**Exercise directions**
Take each line that has the word "title" and return it.

**** Stored records

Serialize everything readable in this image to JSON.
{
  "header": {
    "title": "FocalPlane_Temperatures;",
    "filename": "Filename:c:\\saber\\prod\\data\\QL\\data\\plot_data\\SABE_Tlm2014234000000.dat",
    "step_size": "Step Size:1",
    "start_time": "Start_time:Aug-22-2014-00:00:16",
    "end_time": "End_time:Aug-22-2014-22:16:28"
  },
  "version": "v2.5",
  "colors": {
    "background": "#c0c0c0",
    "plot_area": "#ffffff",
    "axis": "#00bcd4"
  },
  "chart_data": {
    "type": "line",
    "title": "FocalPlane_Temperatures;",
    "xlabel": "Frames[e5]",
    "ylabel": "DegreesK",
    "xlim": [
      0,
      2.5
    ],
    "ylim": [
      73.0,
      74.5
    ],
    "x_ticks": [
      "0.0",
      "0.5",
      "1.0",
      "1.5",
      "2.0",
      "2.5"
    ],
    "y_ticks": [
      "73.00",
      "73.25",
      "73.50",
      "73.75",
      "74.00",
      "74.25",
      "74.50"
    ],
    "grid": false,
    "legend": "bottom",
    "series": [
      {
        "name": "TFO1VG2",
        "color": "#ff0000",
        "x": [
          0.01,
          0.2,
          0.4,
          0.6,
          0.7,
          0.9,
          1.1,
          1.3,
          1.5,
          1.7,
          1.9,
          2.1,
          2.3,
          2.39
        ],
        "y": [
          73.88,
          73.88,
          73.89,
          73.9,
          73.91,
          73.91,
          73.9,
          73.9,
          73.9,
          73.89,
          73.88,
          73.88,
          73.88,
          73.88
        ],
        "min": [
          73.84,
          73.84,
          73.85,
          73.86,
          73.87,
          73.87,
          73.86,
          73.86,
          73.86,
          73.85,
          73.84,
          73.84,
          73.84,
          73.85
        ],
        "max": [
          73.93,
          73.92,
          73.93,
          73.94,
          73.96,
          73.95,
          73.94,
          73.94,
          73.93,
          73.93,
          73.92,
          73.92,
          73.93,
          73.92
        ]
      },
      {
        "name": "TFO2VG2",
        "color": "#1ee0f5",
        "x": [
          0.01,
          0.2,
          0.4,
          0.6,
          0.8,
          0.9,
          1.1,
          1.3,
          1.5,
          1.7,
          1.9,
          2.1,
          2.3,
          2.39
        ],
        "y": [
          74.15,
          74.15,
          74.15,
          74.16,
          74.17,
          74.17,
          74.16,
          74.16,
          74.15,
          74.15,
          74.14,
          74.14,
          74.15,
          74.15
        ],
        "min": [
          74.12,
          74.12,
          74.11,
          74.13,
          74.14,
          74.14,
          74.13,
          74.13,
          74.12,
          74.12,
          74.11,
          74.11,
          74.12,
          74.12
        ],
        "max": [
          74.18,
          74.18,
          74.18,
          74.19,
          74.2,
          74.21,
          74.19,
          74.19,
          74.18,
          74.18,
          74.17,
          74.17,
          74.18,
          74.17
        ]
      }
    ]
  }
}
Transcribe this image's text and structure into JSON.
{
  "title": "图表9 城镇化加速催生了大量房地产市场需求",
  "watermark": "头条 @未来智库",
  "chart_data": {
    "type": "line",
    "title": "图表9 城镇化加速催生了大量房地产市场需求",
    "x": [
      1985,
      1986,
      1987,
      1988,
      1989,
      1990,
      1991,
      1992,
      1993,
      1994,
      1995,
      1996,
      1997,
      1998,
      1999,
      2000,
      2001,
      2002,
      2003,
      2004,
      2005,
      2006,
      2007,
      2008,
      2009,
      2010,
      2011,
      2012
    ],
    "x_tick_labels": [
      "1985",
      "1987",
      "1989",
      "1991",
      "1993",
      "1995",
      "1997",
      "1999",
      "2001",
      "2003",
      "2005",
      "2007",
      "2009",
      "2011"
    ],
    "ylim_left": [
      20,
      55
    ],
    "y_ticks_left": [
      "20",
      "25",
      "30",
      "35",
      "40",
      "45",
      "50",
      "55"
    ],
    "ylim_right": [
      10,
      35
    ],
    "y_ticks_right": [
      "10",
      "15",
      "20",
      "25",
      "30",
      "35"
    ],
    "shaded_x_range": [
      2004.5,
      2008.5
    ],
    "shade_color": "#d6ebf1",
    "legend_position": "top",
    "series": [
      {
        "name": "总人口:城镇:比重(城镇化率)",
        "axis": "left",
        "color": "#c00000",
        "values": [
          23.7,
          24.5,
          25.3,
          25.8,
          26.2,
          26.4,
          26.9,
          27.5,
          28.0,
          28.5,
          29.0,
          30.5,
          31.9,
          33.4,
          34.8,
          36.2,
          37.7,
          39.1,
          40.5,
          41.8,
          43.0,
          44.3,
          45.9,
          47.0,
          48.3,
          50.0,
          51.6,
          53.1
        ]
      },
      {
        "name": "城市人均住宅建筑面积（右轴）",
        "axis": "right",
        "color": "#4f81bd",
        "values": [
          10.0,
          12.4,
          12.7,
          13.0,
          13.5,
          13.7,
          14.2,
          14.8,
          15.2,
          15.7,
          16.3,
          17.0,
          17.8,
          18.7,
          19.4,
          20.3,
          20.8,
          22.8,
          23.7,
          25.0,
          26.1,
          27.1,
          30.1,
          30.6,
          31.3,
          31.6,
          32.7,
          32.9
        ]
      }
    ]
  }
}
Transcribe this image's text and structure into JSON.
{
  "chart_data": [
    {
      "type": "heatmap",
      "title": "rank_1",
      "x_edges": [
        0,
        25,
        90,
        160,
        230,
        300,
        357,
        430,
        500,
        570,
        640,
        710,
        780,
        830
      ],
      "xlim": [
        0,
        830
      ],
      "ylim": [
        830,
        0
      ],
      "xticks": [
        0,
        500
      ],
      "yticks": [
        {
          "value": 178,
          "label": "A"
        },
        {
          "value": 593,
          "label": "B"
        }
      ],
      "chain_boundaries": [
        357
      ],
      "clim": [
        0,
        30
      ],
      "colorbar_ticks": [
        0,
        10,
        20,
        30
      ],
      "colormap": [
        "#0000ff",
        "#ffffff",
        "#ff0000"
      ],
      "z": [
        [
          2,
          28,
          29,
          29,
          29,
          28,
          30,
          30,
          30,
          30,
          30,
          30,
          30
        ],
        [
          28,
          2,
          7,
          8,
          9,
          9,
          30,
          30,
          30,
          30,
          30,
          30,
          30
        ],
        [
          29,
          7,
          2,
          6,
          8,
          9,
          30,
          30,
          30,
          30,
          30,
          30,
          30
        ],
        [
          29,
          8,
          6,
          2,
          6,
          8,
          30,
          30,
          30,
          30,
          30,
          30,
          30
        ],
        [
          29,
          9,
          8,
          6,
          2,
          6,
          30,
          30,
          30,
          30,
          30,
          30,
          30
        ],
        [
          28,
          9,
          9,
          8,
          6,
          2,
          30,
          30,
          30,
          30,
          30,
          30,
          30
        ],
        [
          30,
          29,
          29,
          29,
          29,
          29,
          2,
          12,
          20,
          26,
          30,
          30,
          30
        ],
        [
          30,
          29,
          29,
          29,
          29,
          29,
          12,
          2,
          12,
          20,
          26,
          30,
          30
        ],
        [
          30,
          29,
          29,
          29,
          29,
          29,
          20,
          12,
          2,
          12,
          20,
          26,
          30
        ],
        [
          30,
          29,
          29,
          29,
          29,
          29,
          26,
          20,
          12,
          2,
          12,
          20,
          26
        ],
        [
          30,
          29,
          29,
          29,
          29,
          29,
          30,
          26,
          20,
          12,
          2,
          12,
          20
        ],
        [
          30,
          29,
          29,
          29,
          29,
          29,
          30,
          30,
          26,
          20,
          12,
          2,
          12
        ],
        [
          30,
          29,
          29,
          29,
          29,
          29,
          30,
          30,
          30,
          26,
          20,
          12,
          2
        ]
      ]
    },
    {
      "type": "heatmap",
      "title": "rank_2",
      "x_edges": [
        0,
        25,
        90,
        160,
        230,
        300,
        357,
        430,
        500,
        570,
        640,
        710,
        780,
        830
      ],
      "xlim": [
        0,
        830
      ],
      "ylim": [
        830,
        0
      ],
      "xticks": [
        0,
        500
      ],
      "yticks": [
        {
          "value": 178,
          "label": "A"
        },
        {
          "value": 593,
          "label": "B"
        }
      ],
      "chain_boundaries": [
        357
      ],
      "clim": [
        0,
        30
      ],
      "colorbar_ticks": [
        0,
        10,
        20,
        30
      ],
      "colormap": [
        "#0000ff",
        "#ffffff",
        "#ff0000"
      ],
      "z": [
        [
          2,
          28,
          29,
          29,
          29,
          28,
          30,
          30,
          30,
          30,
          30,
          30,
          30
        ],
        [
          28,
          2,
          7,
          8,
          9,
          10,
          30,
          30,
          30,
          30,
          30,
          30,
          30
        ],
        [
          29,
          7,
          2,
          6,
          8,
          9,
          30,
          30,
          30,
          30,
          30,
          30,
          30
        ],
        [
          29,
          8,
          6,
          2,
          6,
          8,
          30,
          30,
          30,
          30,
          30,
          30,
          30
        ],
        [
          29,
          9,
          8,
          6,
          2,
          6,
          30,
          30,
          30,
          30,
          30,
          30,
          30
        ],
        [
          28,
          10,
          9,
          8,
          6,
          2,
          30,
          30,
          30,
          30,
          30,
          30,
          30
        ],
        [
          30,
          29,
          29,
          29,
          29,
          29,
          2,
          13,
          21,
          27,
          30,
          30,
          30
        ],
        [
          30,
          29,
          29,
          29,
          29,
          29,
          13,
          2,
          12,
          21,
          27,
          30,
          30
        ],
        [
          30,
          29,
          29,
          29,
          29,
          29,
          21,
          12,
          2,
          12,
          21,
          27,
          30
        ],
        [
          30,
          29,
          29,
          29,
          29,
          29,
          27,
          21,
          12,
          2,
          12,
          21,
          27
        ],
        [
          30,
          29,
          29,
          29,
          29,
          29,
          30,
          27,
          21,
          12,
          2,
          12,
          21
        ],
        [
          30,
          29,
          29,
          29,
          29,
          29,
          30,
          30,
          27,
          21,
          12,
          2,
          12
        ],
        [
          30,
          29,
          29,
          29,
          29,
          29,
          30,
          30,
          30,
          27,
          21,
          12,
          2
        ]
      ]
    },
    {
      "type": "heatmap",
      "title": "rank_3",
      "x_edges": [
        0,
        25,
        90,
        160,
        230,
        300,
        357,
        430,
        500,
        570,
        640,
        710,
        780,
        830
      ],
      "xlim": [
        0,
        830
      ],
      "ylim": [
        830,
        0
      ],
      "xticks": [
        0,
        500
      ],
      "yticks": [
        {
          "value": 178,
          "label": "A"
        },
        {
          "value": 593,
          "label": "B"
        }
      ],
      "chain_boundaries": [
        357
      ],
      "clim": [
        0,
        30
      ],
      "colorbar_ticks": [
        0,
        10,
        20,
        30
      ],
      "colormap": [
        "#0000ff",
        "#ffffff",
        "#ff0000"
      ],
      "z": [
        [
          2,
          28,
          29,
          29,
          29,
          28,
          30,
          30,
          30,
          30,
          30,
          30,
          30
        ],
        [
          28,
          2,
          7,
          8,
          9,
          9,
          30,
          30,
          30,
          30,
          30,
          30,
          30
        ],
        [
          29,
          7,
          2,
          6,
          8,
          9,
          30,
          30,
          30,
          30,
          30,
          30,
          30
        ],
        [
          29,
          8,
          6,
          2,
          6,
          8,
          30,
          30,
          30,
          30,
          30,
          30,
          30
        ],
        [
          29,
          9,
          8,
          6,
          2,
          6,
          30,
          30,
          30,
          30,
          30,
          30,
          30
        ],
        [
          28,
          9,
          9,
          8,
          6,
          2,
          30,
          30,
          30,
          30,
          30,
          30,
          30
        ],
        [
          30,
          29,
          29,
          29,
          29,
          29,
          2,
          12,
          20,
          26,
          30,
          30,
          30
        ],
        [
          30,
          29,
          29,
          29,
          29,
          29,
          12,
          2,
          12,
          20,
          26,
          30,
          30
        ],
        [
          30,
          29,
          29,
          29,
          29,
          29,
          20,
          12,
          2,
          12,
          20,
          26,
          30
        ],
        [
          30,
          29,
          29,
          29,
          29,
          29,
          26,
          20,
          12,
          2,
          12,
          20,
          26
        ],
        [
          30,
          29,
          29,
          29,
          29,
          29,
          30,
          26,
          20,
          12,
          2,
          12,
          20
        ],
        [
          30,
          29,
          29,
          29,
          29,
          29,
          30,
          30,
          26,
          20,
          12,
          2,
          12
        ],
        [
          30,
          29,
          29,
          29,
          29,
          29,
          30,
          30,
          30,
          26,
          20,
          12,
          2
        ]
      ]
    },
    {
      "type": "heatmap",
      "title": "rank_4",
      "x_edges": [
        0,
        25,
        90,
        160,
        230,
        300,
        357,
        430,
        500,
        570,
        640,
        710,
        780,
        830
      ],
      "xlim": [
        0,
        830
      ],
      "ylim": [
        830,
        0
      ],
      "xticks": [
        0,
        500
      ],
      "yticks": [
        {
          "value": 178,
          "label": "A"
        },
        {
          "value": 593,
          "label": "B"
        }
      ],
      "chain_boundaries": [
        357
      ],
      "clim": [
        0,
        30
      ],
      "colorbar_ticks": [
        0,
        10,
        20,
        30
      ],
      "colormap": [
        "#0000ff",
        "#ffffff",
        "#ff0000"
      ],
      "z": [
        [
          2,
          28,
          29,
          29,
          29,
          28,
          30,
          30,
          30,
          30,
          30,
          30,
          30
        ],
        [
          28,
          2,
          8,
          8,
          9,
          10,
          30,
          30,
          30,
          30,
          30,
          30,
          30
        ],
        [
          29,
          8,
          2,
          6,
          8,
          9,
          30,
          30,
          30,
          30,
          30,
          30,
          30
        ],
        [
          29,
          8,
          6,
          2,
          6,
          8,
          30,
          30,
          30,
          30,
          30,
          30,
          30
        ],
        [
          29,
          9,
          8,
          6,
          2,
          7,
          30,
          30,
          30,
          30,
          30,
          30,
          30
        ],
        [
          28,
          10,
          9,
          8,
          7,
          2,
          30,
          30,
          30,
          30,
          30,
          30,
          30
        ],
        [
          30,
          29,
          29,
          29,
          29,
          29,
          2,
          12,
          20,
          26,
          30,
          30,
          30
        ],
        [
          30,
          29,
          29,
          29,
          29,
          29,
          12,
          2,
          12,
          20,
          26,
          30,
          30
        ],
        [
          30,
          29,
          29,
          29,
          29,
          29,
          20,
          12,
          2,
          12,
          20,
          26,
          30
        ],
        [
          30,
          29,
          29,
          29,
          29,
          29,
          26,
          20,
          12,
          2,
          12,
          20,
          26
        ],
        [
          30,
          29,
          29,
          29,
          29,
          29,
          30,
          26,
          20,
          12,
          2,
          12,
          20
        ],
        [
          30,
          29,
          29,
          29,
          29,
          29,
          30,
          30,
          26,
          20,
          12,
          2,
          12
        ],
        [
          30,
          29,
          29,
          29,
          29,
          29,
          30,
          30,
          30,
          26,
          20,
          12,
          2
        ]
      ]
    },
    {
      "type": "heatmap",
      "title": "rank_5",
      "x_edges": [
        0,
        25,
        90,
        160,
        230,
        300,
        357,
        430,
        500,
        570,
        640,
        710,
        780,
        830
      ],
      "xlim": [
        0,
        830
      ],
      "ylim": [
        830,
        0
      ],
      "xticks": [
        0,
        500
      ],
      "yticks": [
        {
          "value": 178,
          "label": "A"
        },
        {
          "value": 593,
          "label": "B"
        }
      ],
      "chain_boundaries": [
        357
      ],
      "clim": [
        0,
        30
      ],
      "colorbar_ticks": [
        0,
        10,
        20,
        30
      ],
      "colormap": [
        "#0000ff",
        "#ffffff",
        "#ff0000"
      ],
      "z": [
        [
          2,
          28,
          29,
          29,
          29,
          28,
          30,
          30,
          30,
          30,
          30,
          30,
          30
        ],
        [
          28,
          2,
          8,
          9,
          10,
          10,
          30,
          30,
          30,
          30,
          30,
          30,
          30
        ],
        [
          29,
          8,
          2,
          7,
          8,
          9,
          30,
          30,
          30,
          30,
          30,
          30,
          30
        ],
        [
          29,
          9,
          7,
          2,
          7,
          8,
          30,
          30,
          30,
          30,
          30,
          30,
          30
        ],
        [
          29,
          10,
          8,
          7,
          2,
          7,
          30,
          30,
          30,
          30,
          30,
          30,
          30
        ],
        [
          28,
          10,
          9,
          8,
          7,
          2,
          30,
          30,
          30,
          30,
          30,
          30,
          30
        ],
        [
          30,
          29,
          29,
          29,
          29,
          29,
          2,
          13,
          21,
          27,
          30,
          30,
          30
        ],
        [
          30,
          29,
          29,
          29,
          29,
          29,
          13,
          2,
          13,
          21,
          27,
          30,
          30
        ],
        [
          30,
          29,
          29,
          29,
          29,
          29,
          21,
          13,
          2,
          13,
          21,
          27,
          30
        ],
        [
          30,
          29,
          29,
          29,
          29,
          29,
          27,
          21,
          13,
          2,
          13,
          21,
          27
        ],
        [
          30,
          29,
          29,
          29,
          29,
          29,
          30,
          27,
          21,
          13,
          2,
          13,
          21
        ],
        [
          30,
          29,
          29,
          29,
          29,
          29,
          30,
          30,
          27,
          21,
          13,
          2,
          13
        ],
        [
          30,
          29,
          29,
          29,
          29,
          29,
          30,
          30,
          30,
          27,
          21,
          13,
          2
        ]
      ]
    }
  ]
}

********

**Task result**
    "title": "FocalPlane_Temperatures;",
    "title": "FocalPlane_Temperatures;",
  "title": "图表9 城镇化加速催生了大量房地产市场需求",
    "title": "图表9 城镇化加速催生了大量房地产市场需求",
      "title": "rank_1",
      "title": "rank_2",
      "title": "rank_3",
      "title": "rank_4",
      "title": "rank_5",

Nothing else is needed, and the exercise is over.